## Entries

◇ ◇ ◇ ◇

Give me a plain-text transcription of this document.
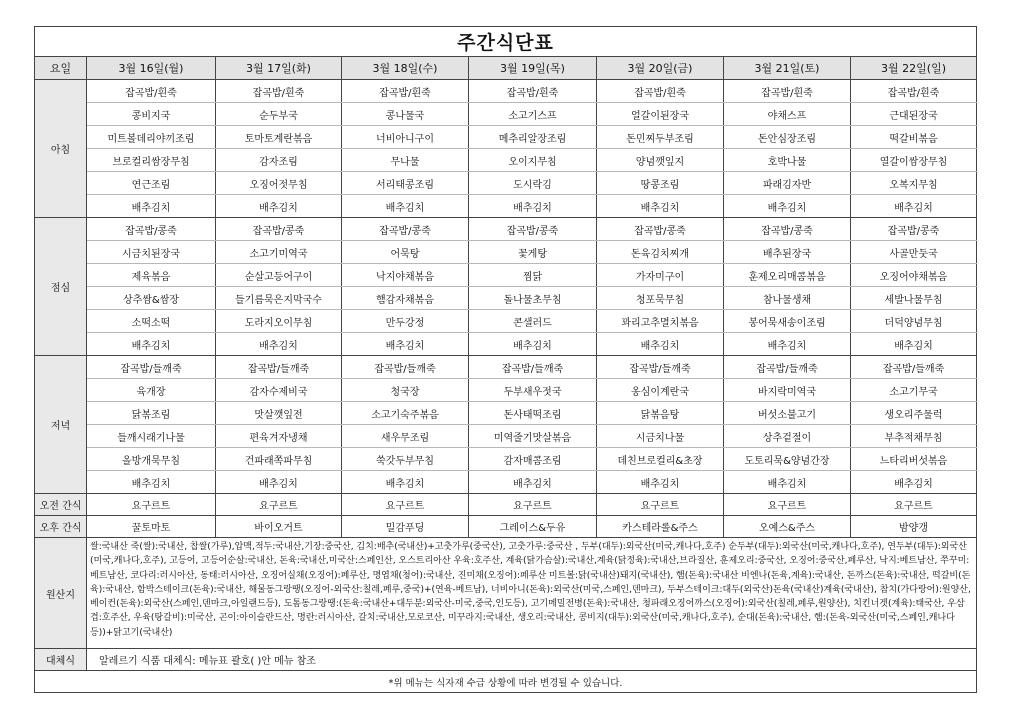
주간식단표							
요일	3월 16일(월)	3월 17일(화)	3월 18일(수)	3월 19일(목)	3월 20일(금)	3월 21일(토)	3월 22일(일)
아침	잡곡밥/흰죽	잡곡밥/흰죽	잡곡밥/흰죽	잡곡밥/흰죽	잡곡밥/흰죽	잡곡밥/흰죽	잡곡밥/흰죽
	콩비지국	순두부국	콩나물국	소고기스프	얼갈이된장국	야채스프	근대된장국
	미트볼데리야끼조림	토마토계란볶음	너비아니구이	메추리알장조림	돈민찌두부조림	돈안심장조림	떡갈비볶음
	브로컬리쌈장무침	감자조림	무나물	오이지무침	양념깻잎지	호박나물	열갈이쌈장무침
	연근조림	오징어젓무침	서리태콩조림	도시락김	땅콩조림	파래김자반	오복지무침
	배추김치	배추김치	배추김치	배추김치	배추김치	배추김치	배추김치
점심	잡곡밥/콩죽	잡곡밥/콩죽	잡곡밥/콩죽	잡곡밥/콩죽	잡곡밥/콩죽	잡곡밥/콩죽	잡곡밥/콩죽
	시금치된장국	소고기미역국	어묵탕	꽃게탕	돈육김치찌개	배추된장국	사골만둣국
	제육볶음	순살고등어구이	낙지야채볶음	찜닭	가자미구이	훈제오리매콤볶음	오징어야채볶음
	상추쌈&쌈장	들기름묵은지막국수	햄감자채볶음	돌나물초무침	청포묵무침	참나물생채	세발나물무침
	소떡소떡	도라지오이무침	만두강정	콘샐러드	꽈리고추멸치볶음	봉어묵새송이조림	더덕양념무침
	배추김치	배추김치	배추김치	배추김치	배추김치	배추김치	배추김치
저녁	잡곡밥/들깨죽	잡곡밥/들깨죽	잡곡밥/들깨죽	잡곡밥/들깨죽	잡곡밥/들깨죽	잡곡밥/들깨죽	잡곡밥/들깨죽
	육개장	감자수제비국	청국장	두부새우젓국	옹심이계란국	바지락미역국	소고기무국
	닭볶조림	맛살깻잎전	소고기숙주볶음	돈사태떡조림	닭볶음탕	버섯소불고기	생오리주물럭
	들깨시래기나물	편육겨자냉채	새우무조림	미역줄기맛살볶음	시금치나물	상추겉절이	부추적채무침
	올방개묵무침	건파래쪽파무침	쑥갓두부무침	감자매콤조림	데친브로컬리&초장	도토리묵&양념간장	느타리버섯볶음
	배추김치	배추김치	배추김치	배추김치	배추김치	배추김치	배추김치
오전 간식	요구르트	요구르트	요구르트	요구르트	요구르트	요구르트	요구르트
오후 간식	꿀토마토	바이오거트	밀감푸딩	그레이스&두유	카스테라롤&주스	오예스&주스	밤양갱
원산지	쌀:국내산 죽(쌀):국내산, 찹쌀(가루),압맥,적두:국내산,기장:중국산, 김치:배추(국내산)+고춧가루(중국산), 고춧가루:중국산 , 두부(대두):외국산(미국,캐나다,호주) 순두부(대두):외국산(미국,캐나다,호주), 연두부(대두):외국산(미국,캐나다,호주), 고등어, 고등어순살:국내산, 돈육:국내산,미국산:스페인산, 오스트리아산 우육:호주산, 계육(닭가슴살):국내산,계육(닭정육):국내산,브라질산, 훈제오리:중국산, 오징어:중국산,페루산, 낙지:베트남산, 쭈꾸미:베트남산, 코다리:러시아산, 동태:러시아산, 오징어실채(오징어):페루산, 명엽채(청어):국내산, 진미채(오징어):페루산 미트볼:닭(국내산)돼지(국내산), 햄(돈육):국내산 비엔나(돈육,계육):국내산, 돈까스(돈육):국내산, 떡갈비(돈육):국내산, 함박스테이크(돈육):국내산, 해물동그랑땡(오징어-외국산:칠레,페루,중국)+(연육-베트남), 너비아니(돈육):외국산(미국,스페인,덴마크), 두부스테이크:대두(외국산)돈육(국내산)계육(국내산), 참치(가다랑어):원양산, 베이컨(돈육):외국산(스페인,덴마크,아일랜드등), 도톰동그랑땡:(돈육:국내산+대두분:외국산-미국,중국,인도등), 고기메밀전병(돈육):국내산, 청파래오징어까스(오징어):외국산(칠레,페루,원양산), 치킨너겟(계육):태국산, 우삼겹:호주산, 우육(탕갈비):미국산, 곤이:아이슬란드산, 명란:러시아산, 갈치:국내산,모로코산, 미꾸라지:국내산, 생오리:국내산, 콩비지(대두):외국산(미국,캐나다,호주), 순대(돈육):국내산, 햄:(돈육-외국산(미국,스페인,캐나다등))+닭고기(국내산)						
대체식	알레르기 식품 대체식: 메뉴표 괄호( )안 메뉴 참조						
*위 메뉴는 식자재 수급 상황에 따라 변경될 수 있습니다.							
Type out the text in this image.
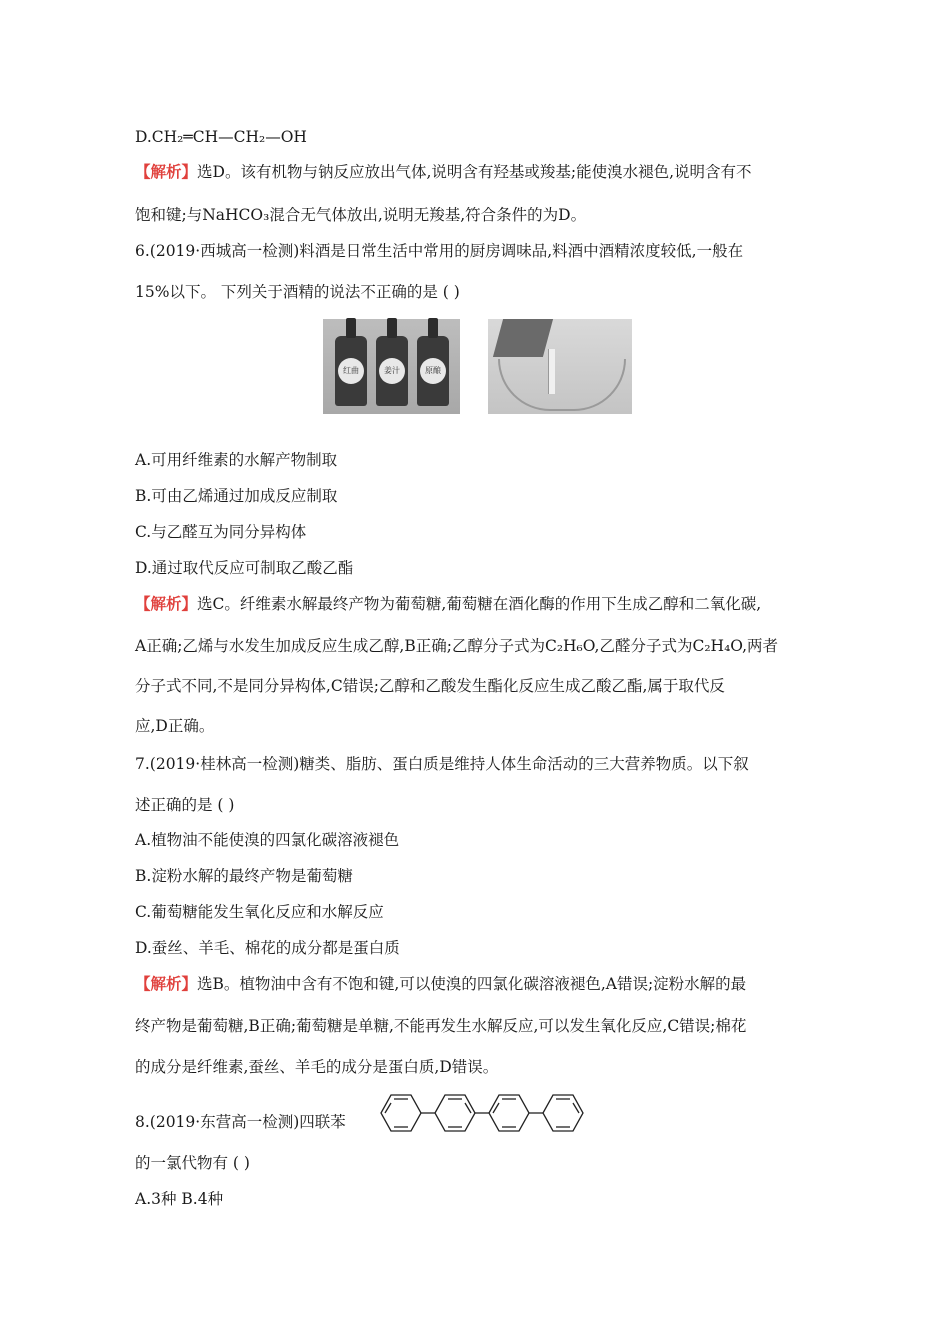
D.CH₂═CH—CH₂—OH
【解析】选D。该有机物与钠反应放出气体,说明含有羟基或羧基;能使溴水褪色,说明含有不
饱和键;与NaHCO₃混合无气体放出,说明无羧基,符合条件的为D。
6.(2019·西城高一检测)料酒是日常生活中常用的厨房调味品,料酒中酒精浓度较低,一般在
15%以下。 下列关于酒精的说法不正确的是 ( )
红曲	姜汁	原酿
A.可用纤维素的水解产物制取
B.可由乙烯通过加成反应制取
C.与乙醛互为同分异构体
D.通过取代反应可制取乙酸乙酯
【解析】选C。纤维素水解最终产物为葡萄糖,葡萄糖在酒化酶的作用下生成乙醇和二氧化碳,
A正确;乙烯与水发生加成反应生成乙醇,B正确;乙醇分子式为C₂H₆O,乙醛分子式为C₂H₄O,两者
分子式不同,不是同分异构体,C错误;乙醇和乙酸发生酯化反应生成乙酸乙酯,属于取代反
应,D正确。
7.(2019·桂林高一检测)糖类、脂肪、蛋白质是维持人体生命活动的三大营养物质。以下叙
述正确的是 ( )
A.植物油不能使溴的四氯化碳溶液褪色
B.淀粉水解的最终产物是葡萄糖
C.葡萄糖能发生氧化反应和水解反应
D.蚕丝、羊毛、棉花的成分都是蛋白质
【解析】选B。植物油中含有不饱和键,可以使溴的四氯化碳溶液褪色,A错误;淀粉水解的最
终产物是葡萄糖,B正确;葡萄糖是单糖,不能再发生水解反应,可以发生氧化反应,C错误;棉花
的成分是纤维素,蚕丝、羊毛的成分是蛋白质,D错误。
8.(2019·东营高一检测)四联苯
的一氯代物有 ( )
A.3种 B.4种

◇ ◇ ◇ ◇

## Written request
Gather all lines of the records that include the word "this".

## Worked solution
Give me a plain-text transcription of this document.
Type out the text in this image.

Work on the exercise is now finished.